-- BEGIN GIVEN RECORDS --
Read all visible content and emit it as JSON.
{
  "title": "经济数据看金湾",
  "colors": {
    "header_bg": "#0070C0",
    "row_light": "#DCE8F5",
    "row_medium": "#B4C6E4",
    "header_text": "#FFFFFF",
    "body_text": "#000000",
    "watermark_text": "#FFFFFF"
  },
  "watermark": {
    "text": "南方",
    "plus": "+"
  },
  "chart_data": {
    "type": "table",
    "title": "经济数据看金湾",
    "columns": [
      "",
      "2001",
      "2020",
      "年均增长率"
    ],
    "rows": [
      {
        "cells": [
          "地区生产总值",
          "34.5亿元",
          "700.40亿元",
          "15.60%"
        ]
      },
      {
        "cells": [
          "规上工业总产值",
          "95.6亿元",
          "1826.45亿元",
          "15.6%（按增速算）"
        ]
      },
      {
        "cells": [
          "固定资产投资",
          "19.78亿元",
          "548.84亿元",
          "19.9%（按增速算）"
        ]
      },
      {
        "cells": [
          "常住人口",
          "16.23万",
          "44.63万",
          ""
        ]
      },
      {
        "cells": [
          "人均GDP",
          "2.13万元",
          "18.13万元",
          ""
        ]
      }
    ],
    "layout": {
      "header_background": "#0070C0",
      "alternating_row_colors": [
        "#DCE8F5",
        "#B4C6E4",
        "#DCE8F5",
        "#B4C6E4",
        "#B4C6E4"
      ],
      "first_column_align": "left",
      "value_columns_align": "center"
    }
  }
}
-- END GIVEN RECORDS --
GIVEN INSTRUCTION: Would you copy out each line exactly as written?

FULL ANSWER:
Read all visible content and emit it as JSON.
{
  "title": "经济数据看金湾",
  "colors": {
    "header_bg": "#0070C0",
    "row_light": "#DCE8F5",
    "row_medium": "#B4C6E4",
    "header_text": "#FFFFFF",
    "body_text": "#000000",
    "watermark_text": "#FFFFFF"
  },
  "watermark": {
    "text": "南方",
    "plus": "+"
  },
  "chart_data": {
    "type": "table",
    "title": "经济数据看金湾",
    "columns": [
      "",
      "2001",
      "2020",
      "年均增长率"
    ],
    "rows": [
      {
        "cells": [
          "地区生产总值",
          "34.5亿元",
          "700.40亿元",
          "15.60%"
        ]
      },
      {
        "cells": [
          "规上工业总产值",
          "95.6亿元",
          "1826.45亿元",
          "15.6%（按增速算）"
        ]
      },
      {
        "cells": [
          "固定资产投资",
          "19.78亿元",
          "548.84亿元",
          "19.9%（按增速算）"
        ]
      },
      {
        "cells": [
          "常住人口",
          "16.23万",
          "44.63万",
          ""
        ]
      },
      {
        "cells": [
          "人均GDP",
          "2.13万元",
          "18.13万元",
          ""
        ]
      }
    ],
    "layout": {
      "header_background": "#0070C0",
      "alternating_row_colors": [
        "#DCE8F5",
        "#B4C6E4",
        "#DCE8F5",
        "#B4C6E4",
        "#B4C6E4"
      ],
      "first_column_align": "left",
      "value_columns_align": "center"
    }
  }
}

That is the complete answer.